_Stated goal_:
Locate each line holding the string "text" and copy it.

───── Excerpted data ─────

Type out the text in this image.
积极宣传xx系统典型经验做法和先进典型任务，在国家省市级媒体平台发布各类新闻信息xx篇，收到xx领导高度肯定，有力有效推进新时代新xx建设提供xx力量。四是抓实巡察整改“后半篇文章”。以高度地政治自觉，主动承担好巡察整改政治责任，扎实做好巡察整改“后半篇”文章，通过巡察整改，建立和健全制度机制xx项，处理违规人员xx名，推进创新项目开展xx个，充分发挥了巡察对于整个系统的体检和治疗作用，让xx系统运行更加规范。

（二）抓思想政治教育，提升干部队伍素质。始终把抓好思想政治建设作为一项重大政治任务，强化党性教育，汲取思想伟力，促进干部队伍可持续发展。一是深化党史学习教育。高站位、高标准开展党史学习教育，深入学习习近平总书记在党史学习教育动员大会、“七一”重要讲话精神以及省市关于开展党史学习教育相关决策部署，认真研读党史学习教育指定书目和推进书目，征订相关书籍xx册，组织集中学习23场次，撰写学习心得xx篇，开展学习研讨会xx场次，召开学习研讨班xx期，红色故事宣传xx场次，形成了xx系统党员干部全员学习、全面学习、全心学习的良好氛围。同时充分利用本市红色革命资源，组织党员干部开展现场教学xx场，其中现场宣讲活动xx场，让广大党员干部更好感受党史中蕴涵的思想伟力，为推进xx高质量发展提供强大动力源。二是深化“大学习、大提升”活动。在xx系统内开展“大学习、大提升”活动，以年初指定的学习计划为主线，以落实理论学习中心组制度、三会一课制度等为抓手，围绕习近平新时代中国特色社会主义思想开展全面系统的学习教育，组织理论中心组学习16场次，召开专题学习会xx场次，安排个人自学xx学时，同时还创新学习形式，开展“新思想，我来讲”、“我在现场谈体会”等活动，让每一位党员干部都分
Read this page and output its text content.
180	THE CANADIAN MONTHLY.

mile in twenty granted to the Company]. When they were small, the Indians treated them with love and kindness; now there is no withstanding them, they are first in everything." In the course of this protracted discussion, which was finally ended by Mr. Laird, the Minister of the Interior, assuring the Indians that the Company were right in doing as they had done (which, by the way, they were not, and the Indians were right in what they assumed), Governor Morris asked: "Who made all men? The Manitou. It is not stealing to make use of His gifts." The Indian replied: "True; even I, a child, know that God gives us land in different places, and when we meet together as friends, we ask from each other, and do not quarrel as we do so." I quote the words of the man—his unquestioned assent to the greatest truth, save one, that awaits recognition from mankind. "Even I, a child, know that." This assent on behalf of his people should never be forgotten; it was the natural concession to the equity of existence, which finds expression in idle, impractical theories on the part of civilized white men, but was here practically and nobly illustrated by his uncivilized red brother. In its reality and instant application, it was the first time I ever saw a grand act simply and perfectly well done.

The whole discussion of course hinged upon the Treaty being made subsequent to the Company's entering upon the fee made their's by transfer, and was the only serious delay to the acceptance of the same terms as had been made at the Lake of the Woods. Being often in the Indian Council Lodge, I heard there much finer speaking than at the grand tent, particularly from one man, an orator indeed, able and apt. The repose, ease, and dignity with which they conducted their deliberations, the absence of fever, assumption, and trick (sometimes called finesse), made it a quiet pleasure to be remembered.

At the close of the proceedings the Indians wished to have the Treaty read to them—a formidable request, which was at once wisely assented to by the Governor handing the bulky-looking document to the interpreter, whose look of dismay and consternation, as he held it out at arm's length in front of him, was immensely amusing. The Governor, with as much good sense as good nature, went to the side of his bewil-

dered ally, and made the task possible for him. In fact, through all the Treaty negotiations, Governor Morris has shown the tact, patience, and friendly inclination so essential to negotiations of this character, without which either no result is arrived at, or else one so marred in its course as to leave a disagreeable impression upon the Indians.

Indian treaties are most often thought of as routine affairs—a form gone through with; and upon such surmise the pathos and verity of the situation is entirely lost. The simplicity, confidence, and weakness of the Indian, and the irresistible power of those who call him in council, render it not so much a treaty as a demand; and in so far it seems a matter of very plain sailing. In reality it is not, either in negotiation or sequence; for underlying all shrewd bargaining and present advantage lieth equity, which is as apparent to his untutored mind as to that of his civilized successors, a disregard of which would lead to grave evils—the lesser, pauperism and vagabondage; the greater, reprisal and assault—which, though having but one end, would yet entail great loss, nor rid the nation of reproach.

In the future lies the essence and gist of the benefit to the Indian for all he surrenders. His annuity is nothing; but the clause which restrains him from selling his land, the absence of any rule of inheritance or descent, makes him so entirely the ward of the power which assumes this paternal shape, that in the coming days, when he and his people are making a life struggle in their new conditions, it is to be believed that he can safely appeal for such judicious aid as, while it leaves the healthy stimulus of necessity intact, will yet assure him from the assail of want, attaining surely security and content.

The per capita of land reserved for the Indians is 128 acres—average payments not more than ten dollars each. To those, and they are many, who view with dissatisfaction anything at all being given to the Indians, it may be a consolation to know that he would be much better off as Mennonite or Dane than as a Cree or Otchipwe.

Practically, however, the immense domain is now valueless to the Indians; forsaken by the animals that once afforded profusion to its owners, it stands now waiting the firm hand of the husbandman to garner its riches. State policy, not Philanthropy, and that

─────

_Worked answer_:
Type out the text in this image.
Read this page and output its text content.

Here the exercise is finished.